Source -
Can Yeoh pull off a landmark victory? It may help that she has a more sympathetic character arc: While Blanchett’s Lydia Tár compels and confounds in equal measure, Yeoh’s Evelyn Wang learns to drop her guard and let love in. But the competition in this category is fierce, and Blanchett isn’t the only heavyweight she’ll be contending with.

Michelle Yeoh in Everything Everywhere All at Once. Photo / Supplied
Michelle Yeoh in Everything Everywhere All at Once. Photo / Supplied

For playing a character based on Steven Spielberg’s mother in The Fabelmans, Michelle Williams is likely to score her fifth Oscar nomination, which puts her behind Glenn Close and Amy Adams as the three living actresses who’ve been nominated the most times without having won. That gives Williams a potent “she’s due” narrative that could siphon votes from both Blanchett and Yeoh; it helps, too, that she gives her all to the part, playing a vivacious woman whose spirit couldn’t be contained by her marriage.

Till star Danielle Deadwyler won the first lead-performance trophy of the season at last month’s Gotham Awards, and she’ll need that momentum to overcome striking snubs from the Independent Spirits and Golden Globes. Still, her emotionally precise performance as the mother of Emmett Till has Oscar-friendly heft, since voters often gravitate toward an actor playing a historical figure.

It’s rarer that Oscar voters make room for an action heroine in the best-actress category: Although Sigourney Weaver earned a nomination for Aliens, Charlize Theron found no traction for Mad Max: Fury Road. But there’s more to what Viola Davis does in The Woman King than just wielding a spear. Her fierce warrior is weary, and her battle yells pack a cathartic punch. If the movie can make it into the best-picture lineup, Davis should be swept in.

Given problem 1 - In the passage on the best-actress race, which nomination is Michelle Williams likely to score for The Fabelmans?

[Stored items from a collection]

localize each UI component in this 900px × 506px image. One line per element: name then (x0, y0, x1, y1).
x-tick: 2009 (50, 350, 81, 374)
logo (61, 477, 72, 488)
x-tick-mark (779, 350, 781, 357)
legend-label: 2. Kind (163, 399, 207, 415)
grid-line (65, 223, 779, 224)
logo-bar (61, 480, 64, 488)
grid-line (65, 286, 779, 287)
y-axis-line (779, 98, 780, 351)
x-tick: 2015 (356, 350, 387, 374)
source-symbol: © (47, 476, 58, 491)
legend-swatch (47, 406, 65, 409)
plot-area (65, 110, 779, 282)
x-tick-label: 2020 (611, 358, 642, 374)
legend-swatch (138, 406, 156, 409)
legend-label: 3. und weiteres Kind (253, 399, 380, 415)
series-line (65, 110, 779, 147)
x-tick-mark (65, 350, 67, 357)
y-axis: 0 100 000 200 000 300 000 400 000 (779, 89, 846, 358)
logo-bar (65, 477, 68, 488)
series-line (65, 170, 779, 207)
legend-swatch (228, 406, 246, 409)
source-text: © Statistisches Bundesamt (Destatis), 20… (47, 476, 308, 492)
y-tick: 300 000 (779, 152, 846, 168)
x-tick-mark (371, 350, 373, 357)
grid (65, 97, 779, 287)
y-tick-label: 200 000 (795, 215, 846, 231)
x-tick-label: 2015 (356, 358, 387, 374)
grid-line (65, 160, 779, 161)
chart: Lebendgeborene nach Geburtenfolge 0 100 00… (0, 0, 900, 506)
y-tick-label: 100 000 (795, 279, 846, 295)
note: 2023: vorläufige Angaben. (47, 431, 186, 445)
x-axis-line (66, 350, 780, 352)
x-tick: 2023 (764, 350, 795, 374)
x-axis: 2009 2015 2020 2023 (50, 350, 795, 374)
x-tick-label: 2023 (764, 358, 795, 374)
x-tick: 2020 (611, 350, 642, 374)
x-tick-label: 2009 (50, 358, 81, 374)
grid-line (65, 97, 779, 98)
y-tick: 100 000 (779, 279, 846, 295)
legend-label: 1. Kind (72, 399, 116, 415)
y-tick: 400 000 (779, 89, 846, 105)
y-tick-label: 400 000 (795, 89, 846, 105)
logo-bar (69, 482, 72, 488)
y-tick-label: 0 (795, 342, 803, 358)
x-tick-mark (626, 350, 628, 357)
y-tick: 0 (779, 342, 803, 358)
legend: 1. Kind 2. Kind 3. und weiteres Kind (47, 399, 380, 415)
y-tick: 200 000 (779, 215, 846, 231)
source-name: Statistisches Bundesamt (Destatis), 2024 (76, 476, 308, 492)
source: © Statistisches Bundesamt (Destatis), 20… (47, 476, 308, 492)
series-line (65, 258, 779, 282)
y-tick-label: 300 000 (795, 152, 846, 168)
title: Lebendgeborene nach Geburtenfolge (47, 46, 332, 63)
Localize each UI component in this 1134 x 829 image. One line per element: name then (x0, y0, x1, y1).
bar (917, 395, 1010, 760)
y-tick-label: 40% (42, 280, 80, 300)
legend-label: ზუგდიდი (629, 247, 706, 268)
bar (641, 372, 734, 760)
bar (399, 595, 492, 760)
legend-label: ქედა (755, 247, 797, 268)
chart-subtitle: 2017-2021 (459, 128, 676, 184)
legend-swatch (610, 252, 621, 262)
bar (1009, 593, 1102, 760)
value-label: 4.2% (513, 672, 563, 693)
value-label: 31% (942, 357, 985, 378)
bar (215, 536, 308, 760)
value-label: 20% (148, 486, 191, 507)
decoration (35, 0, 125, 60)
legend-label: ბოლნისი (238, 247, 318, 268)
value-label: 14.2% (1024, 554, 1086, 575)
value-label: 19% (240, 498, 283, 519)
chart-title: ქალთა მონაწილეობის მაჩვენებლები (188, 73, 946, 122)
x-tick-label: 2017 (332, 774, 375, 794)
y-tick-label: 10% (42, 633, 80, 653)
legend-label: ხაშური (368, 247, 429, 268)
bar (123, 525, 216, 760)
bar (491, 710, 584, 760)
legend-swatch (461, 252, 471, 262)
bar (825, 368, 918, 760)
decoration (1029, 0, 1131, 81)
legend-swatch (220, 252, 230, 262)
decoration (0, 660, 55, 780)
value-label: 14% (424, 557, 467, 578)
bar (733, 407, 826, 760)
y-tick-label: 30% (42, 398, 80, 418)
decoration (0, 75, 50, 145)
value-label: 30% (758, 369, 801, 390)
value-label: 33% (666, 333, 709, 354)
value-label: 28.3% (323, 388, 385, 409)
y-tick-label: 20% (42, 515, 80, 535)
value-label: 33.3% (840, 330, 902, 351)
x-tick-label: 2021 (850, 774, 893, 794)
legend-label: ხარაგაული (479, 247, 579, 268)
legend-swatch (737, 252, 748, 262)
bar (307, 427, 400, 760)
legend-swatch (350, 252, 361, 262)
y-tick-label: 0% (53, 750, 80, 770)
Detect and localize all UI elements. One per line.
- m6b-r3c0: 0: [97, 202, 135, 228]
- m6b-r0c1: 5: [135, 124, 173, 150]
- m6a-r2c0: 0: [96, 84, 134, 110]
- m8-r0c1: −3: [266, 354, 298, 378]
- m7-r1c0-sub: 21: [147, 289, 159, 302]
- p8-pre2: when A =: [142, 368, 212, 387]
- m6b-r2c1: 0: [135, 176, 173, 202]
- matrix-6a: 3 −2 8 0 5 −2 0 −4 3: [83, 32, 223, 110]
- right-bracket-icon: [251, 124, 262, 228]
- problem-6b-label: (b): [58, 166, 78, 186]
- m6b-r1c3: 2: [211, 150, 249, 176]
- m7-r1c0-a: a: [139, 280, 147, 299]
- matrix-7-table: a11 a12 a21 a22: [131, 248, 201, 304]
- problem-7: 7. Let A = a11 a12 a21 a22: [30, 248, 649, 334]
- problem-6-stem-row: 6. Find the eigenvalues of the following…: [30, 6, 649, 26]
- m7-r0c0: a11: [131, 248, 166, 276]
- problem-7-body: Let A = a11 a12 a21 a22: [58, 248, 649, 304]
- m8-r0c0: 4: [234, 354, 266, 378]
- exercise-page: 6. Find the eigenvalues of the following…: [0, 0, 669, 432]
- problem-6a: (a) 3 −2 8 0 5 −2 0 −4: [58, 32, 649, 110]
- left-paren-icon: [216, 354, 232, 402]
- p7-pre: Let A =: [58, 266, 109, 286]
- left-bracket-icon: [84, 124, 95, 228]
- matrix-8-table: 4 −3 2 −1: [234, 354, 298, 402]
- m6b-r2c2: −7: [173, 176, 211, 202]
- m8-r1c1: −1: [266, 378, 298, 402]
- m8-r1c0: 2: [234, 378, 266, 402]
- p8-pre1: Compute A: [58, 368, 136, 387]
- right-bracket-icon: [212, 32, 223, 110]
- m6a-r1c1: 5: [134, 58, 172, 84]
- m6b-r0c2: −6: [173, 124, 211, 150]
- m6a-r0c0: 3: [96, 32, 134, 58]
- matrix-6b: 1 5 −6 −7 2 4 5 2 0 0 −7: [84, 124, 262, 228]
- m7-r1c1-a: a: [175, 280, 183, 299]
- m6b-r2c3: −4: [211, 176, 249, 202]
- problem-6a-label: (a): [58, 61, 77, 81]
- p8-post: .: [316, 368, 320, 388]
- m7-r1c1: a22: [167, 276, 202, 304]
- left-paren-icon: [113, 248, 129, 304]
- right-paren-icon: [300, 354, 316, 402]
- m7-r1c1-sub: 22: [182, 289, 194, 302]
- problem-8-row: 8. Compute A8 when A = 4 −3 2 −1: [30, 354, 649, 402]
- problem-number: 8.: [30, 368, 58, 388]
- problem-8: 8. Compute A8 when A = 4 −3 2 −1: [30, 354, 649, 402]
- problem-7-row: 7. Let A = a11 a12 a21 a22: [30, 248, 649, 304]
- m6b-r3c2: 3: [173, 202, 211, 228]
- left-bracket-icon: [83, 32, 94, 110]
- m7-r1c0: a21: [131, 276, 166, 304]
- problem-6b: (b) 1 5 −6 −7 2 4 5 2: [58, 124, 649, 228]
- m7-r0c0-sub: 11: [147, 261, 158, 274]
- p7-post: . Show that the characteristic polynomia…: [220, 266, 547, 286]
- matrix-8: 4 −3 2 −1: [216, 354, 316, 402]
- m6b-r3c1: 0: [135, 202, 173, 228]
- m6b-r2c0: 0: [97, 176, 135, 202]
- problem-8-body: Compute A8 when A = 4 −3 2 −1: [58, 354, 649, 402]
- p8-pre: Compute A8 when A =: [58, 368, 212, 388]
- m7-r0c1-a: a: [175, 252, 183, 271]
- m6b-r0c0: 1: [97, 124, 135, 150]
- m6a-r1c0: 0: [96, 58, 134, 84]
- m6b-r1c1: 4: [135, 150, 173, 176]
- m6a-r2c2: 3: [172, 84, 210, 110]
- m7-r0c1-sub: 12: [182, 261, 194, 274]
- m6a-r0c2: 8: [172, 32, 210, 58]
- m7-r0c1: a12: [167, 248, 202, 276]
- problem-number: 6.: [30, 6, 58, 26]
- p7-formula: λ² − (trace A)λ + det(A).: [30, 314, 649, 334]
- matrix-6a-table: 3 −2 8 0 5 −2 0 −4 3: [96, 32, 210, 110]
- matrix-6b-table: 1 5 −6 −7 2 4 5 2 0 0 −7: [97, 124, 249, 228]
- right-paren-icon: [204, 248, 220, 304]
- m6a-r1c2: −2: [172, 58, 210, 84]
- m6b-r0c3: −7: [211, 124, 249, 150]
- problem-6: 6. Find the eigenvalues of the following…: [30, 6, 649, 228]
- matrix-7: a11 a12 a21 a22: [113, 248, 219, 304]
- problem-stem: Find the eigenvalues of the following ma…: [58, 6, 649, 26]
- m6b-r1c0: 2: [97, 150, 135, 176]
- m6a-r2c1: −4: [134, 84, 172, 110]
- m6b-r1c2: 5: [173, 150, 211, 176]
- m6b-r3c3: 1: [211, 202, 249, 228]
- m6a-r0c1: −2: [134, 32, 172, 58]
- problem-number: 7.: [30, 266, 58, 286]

Given problem 2 - Output as a numbered list the lines of the records from the start through the line containing "logo-bar (65, 477, 68, 488)", leaving out blank lines.

Response 1 - Her fifth Oscar nomination.

Response 2 -
1. localize each UI component in this 900px × 506px image. One line per element: name then (x0, y0, x1, y1).
2. x-tick: 2009 (50, 350, 81, 374)
3. logo (61, 477, 72, 488)
4. x-tick-mark (779, 350, 781, 357)
5. legend-label: 2. Kind (163, 399, 207, 415)
6. grid-line (65, 223, 779, 224)
7. logo-bar (61, 480, 64, 488)
8. grid-line (65, 286, 779, 287)
9. y-axis-line (779, 98, 780, 351)
10. x-tick: 2015 (356, 350, 387, 374)
11. source-symbol: © (47, 476, 58, 491)
12. legend-swatch (47, 406, 65, 409)
13. plot-area (65, 110, 779, 282)
14. x-tick-label: 2020 (611, 358, 642, 374)
15. legend-swatch (138, 406, 156, 409)
16. legend-label: 3. und weiteres Kind (253, 399, 380, 415)
17. series-line (65, 110, 779, 147)
18. x-tick-mark (65, 350, 67, 357)
19. y-axis: 0 100 000 200 000 300 000 400 000 (779, 89, 846, 358)
20. logo-bar (65, 477, 68, 488)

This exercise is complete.